## WHAT THE EXERCISE ASKS
Extract, without alteration, the rows starting at the first row and ending at the row containing "series-line: [254, 137, 1208, 466]", with both of those rows included.

# AVAILABLE RECORDS start

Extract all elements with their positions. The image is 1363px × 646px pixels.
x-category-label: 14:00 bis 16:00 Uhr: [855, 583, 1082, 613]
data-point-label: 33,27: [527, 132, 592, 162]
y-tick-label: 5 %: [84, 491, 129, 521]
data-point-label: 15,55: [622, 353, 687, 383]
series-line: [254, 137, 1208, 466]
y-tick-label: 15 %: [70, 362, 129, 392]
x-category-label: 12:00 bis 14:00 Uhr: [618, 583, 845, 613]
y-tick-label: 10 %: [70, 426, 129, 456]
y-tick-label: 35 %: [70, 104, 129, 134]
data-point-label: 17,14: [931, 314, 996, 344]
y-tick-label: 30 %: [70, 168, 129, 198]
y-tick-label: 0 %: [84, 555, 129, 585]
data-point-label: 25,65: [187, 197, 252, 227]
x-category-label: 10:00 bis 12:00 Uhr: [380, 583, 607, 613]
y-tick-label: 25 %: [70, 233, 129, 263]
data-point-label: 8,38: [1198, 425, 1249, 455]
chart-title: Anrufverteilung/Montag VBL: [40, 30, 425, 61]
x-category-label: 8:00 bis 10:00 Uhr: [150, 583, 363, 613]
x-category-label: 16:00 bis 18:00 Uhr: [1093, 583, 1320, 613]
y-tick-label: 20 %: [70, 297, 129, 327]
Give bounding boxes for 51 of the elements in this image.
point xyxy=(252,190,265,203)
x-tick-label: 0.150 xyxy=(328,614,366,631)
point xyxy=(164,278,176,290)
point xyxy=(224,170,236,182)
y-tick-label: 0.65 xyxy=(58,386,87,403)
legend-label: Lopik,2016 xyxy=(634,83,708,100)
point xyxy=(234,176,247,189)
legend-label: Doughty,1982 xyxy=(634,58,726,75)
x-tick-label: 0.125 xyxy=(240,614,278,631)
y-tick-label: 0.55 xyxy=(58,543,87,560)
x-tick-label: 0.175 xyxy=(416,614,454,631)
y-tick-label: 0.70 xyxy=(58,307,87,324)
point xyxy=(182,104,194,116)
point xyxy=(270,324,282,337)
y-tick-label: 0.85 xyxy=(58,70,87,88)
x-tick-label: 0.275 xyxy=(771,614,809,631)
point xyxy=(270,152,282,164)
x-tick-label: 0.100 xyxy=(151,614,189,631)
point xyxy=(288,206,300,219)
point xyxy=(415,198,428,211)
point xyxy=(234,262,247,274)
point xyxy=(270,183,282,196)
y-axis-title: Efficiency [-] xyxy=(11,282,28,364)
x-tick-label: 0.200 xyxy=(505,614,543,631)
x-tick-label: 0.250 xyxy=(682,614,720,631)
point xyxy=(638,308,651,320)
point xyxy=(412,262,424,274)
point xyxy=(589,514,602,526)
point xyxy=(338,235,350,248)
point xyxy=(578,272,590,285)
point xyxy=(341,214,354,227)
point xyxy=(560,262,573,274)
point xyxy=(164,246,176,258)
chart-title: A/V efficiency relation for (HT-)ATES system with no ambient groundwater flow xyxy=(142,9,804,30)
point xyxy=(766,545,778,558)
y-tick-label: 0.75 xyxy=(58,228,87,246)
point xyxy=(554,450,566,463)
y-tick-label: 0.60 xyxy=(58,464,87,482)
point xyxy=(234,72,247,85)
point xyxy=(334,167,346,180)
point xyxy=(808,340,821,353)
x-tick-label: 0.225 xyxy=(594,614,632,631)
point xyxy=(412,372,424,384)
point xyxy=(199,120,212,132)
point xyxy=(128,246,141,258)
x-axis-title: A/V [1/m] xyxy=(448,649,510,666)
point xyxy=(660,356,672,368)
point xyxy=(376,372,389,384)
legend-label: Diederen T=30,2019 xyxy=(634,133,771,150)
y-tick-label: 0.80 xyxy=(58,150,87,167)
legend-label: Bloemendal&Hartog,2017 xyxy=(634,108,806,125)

# AVAILABLE RECORDS end

## EXERCISE ANSWER
Extract all elements with their positions. The image is 1363px × 646px pixels.
x-category-label: 14:00 bis 16:00 Uhr: [855, 583, 1082, 613]
data-point-label: 33,27: [527, 132, 592, 162]
y-tick-label: 5 %: [84, 491, 129, 521]
data-point-label: 15,55: [622, 353, 687, 383]
series-line: [254, 137, 1208, 466]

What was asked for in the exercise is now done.